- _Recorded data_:
--------------------------------

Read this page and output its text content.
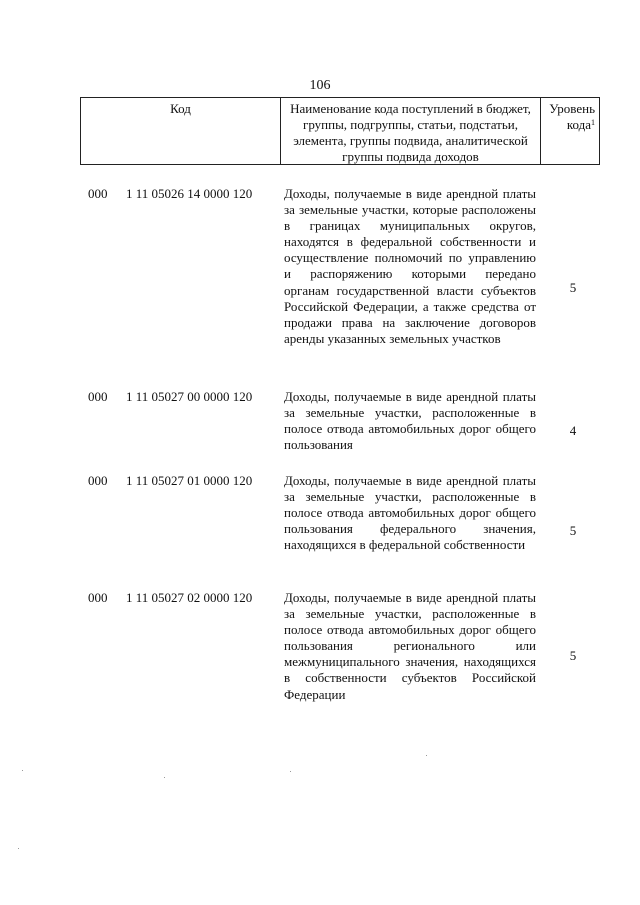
106
Код	Наименование кода поступлений в бюджет, группы, подгруппы, статьи, подстатьи, элемента, группы подвида, аналитической группы подвида доходов
Уровень кода$^1$
000 1 11 05026 14 0000 120 Доходы, получаемые в виде арендной платы за земельные участки, которые расположены в границах муниципальных округов, находятся в федеральной собственности и осуществление полномочий по управлению и распоряжению которыми передано органам государственной власти субъектов Российской Федерации, а также средства от продажи права на заключение договоров аренды указанных земельных участков
5
000 1 11 05027 00 0000 120 Доходы, получаемые в виде арендной платы за земельные участки, расположенные в полосе отвода автомобильных дорог общего пользования
4
000 1 11 05027 01 0000 120 Доходы, получаемые в виде арендной платы за земельные участки, расположенные в полосе отвода автомобильных дорог общего пользования федерального значения, находящихся в федеральной собственности
5
000 1 11 05027 02 0000 120 Доходы, получаемые в виде арендной платы за земельные участки, расположенные в полосе отвода автомобильных дорог общего пользования регионального или межмуниципального значения, находящихся в собственности субъектов Российской Федерации
5
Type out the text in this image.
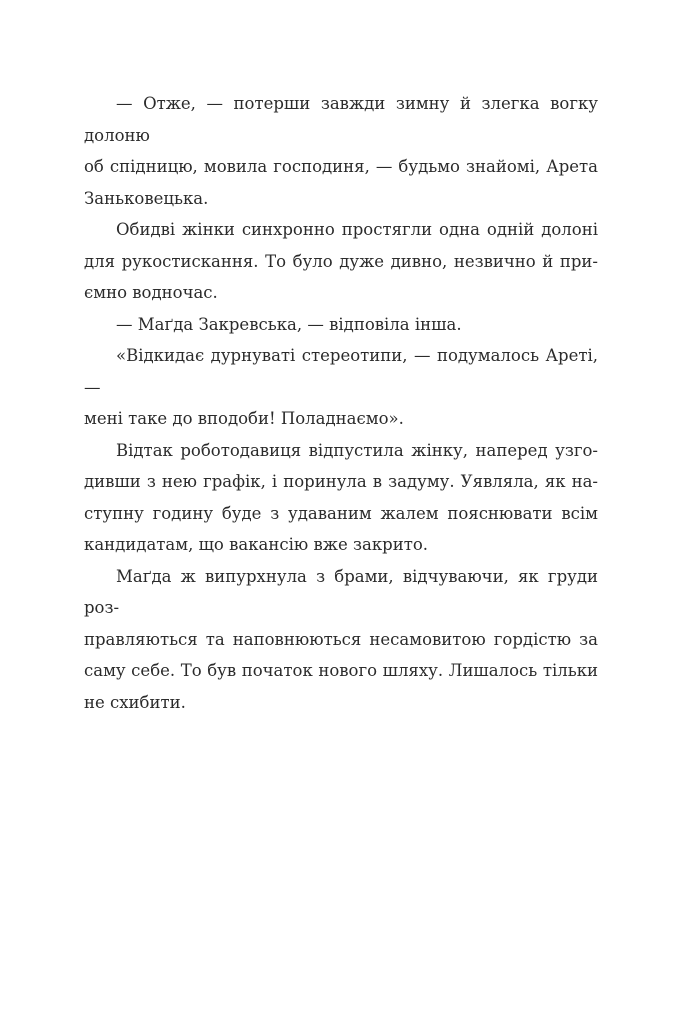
— Отже, — потерши завжди зимну й злегка вогку долоню
об спідницю, мовила господиня, — будьмо знайомі, Арета
Заньковецька.
Обидві жінки синхронно простягли одна одній долоні
для рукостискання. То було дуже дивно, незвично й при-
ємно водночас.
— Маґда Закревська, — відповіла інша.
«Відкидає дурнуваті стереотипи, — подумалось Ареті, —
мені таке до вподоби! Поладнаємо».
Відтак роботодавиця відпустила жінку, наперед узго-
дивши з нею графік, і поринула в задуму. Уявляла, як на-
ступну годину буде з удаваним жалем пояснювати всім
кандидатам, що вакансію вже закрито.
Маґда ж випурхнула з брами, відчуваючи, як груди роз-
правляються та наповнюються несамовитою гордістю за
саму себе. То був початок нового шляху. Лишалось тільки
не схибити.
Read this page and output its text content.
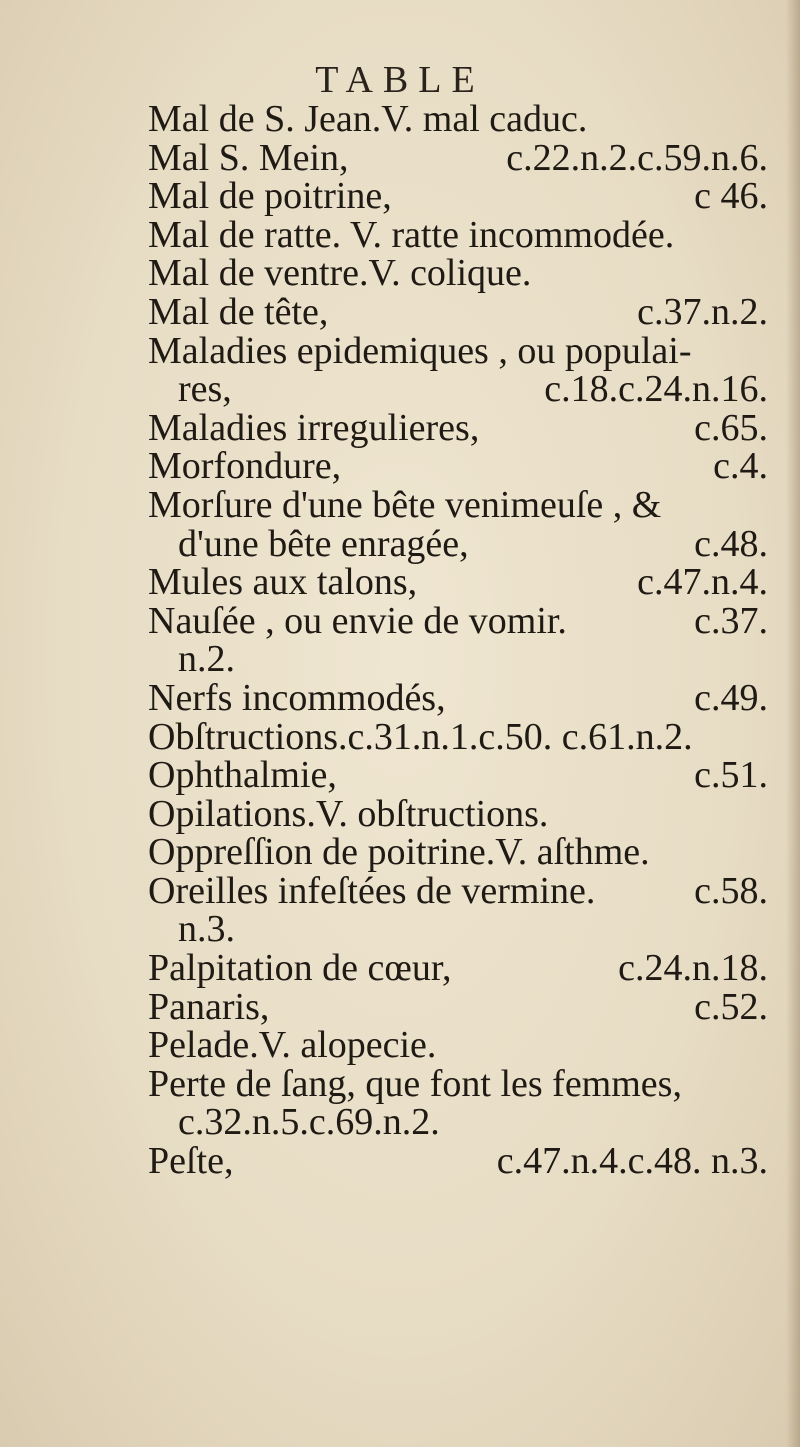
TABLE
Mal de S. Jean.V. mal caduc.
Mal S. Mein,	c.22.n.2.c.59.n.6.
Mal de poitrine,	c 46.
Mal de ratte. V. ratte incommodée.
Mal de ventre.V. colique.
Mal de tête,	c.37.n.2.
Maladies epidemiques , ou populai-
res,	c.18.c.24.n.16.
Maladies irregulieres,	c.65.
Morfondure,	c.4.
Morſure d'une bête venimeuſe , &
d'une bête enragée,	c.48.
Mules aux talons,	c.47.n.4.
Nauſée , ou envie de vomir.	c.37.
n.2.
Nerfs incommodés,	c.49.
Obſtructions.c.31.n.1.c.50. c.61.n.2.
Ophthalmie,	c.51.
Opilations.V. obſtructions.
Oppreſſion de poitrine.V. aſthme.
Oreilles infeſtées de vermine.	c.58.
n.3.
Palpitation de cœur,	c.24.n.18.
Panaris,	c.52.
Pelade.V. alopecie.
Perte de ſang, que font les femmes,
c.32.n.5.c.69.n.2.
Peſte,	c.47.n.4.c.48. n.3.
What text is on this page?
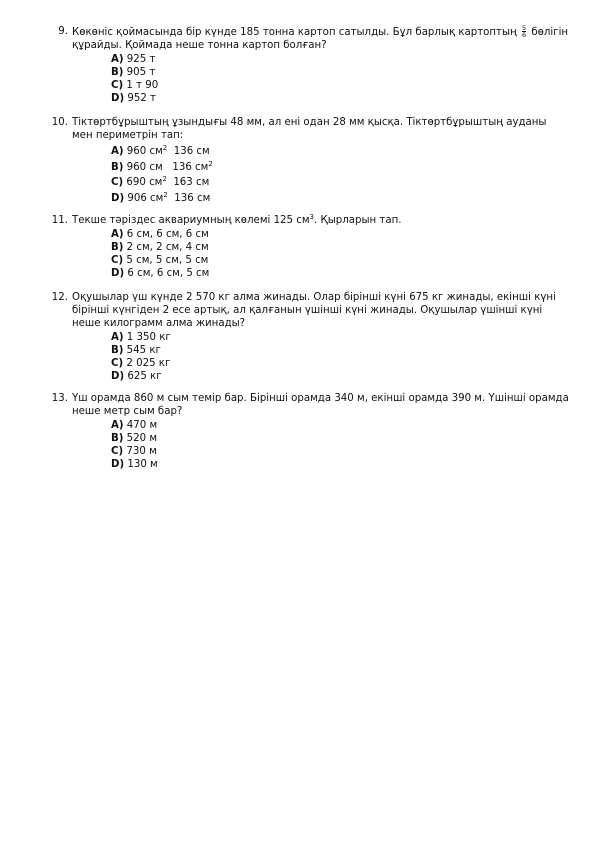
9. Көкөніс қоймасында бір күнде 185 тонна картоп сатылды. Бұл барлық картоптың $\frac{5}{6}$ бөлігін
құрайды. Қоймада неше тонна картоп болған?
A) 925 т
B) 905 т
C) 1 т 90
D) 952 т
10. Тіктөртбұрыштың ұзындығы 48 мм, ал ені одан 28 мм қысқа. Тіктөртбұрыштың ауданы
мен периметрін тап:
A) 960 $см^2$  136 см
B) 960 см   136 $см^2$
C) 690 $см^2$  163 см
D) 906 $см^2$  136 см
11. Текше тәріздес аквариумның көлемі 125 $см^3$. Қырларын тап.
A) 6 см, 6 см, 6 см
B) 2 см, 2 см, 4 см
C) 5 см, 5 см, 5 см
D) 6 см, 6 см, 5 см
12. Оқушылар үш күнде 2 570 кг алма жинады. Олар бірінші күні 675 кг жинады, екінші күні
бірінші күнгіден 2 есе артық, ал қалғанын үшінші күні жинады. Оқушылар үшінші күні
неше килограмм алма жинады?
A) 1 350 кг
B) 545 кг
C) 2 025 кг
D) 625 кг
13. Үш орамда 860 м сым темір бар. Бірінші орамда 340 м, екінші орамда 390 м. Үшінші орамда
неше метр сым бар?
A) 470 м
B) 520 м
C) 730 м
D) 130 м
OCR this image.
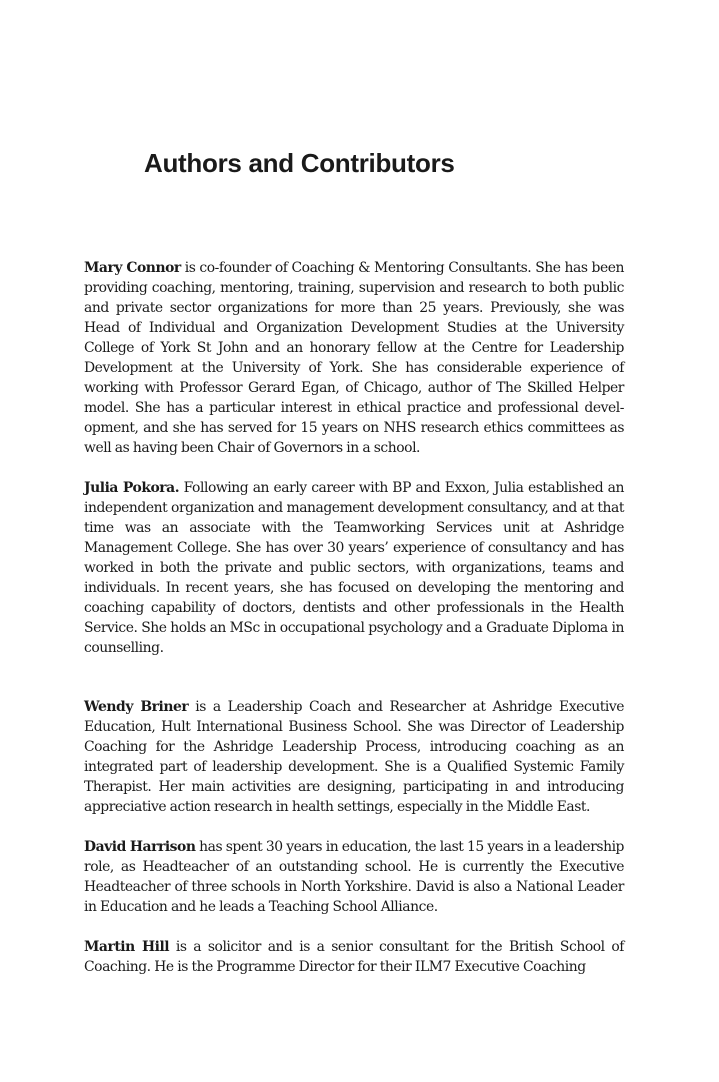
Authors and Contributors

Mary Connor is co-founder of Coaching & Mentoring Consultants. She has been providing coaching, mentoring, training, supervision and research to both public and private sector organizations for more than 25 years. Previously, she was Head of Individual and Organization Development Studies at the University College of York St John and an honorary fellow at the Centre for Leadership Development at the University of York. She has considerable experience of working with Professor Gerard Egan, of Chicago, author of The Skilled Helper model. She has a particular interest in ethical practice and professional devel-opment, and she has served for 15 years on NHS research ethics committees as well as having been Chair of Governors in a school.

Julia Pokora. Following an early career with BP and Exxon, Julia established an independent organization and management development consultancy, and at that time was an associate with the Teamworking Services unit at Ashridge Management College. She has over 30 years’ experience of consultancy and has worked in both the private and public sectors, with organizations, teams and individuals. In recent years, she has focused on developing the mentoring and coaching capability of doctors, dentists and other professionals in the Health Service. She holds an MSc in occupational psychology and a Graduate Diploma in counselling.

Wendy Briner is a Leadership Coach and Researcher at Ashridge Executive Education, Hult International Business School. She was Director of Leadership Coaching for the Ashridge Leadership Process, introducing coaching as an integrated part of leadership development. She is a Qualified Systemic Family Therapist. Her main activities are designing, participating in and introducing appreciative action research in health settings, especially in the Middle East.

David Harrison has spent 30 years in education, the last 15 years in a leadership role, as Headteacher of an outstanding school. He is currently the Executive Headteacher of three schools in North Yorkshire. David is also a National Leader in Education and he leads a Teaching School Alliance.

Martin Hill is a solicitor and is a senior consultant for the British School of Coaching. He is the Programme Director for their ILM7 Executive Coaching
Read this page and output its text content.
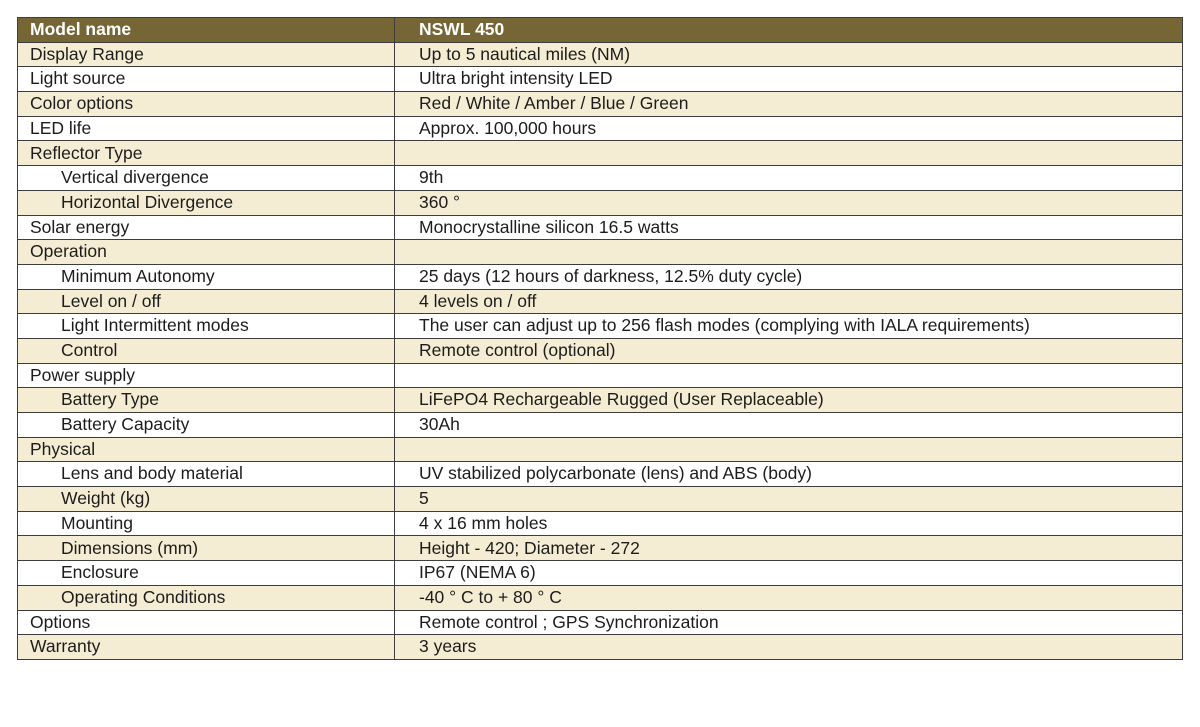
Model name	NSWL 450
Display Range	Up to 5 nautical miles (NM)
Light source	Ultra bright intensity LED
Color options	Red / White / Amber / Blue / Green
LED life	Approx. 100,000 hours
Reflector Type	
Vertical divergence	9th
Horizontal Divergence	360 °
Solar energy	Monocrystalline silicon 16.5 watts
Operation	
Minimum Autonomy	25 days (12 hours of darkness, 12.5% duty cycle)
Level on / off	4 levels on / off
Light Intermittent modes	The user can adjust up to 256 flash modes (complying with IALA requirements)
Control	Remote control (optional)
Power supply	
Battery Type	LiFePO4 Rechargeable Rugged (User Replaceable)
Battery Capacity	30Ah
Physical	
Lens and body material	UV stabilized polycarbonate (lens) and ABS (body)
Weight (kg)	5
Mounting	4 x 16 mm holes
Dimensions (mm)	Height - 420; Diameter - 272
Enclosure	IP67 (NEMA 6)
Operating Conditions	-40 ° C to + 80 ° C
Options	Remote control ; GPS Synchronization
Warranty	3 years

--------------------------------

- _PROBLEM_: Using the entries above, find all lines with "күнде". Copy them.

- _SOLUTION TO THIS EXERCISE_:
9. Көкөніс қоймасында бір күнде 185 тонна картоп сатылды. Бұл барлық картоптың $\frac{5}{6}$ бөлігін
12. Оқушылар үш күнде 2 570 кг алма жинады. Олар бірінші күні 675 кг жинады, екінші күні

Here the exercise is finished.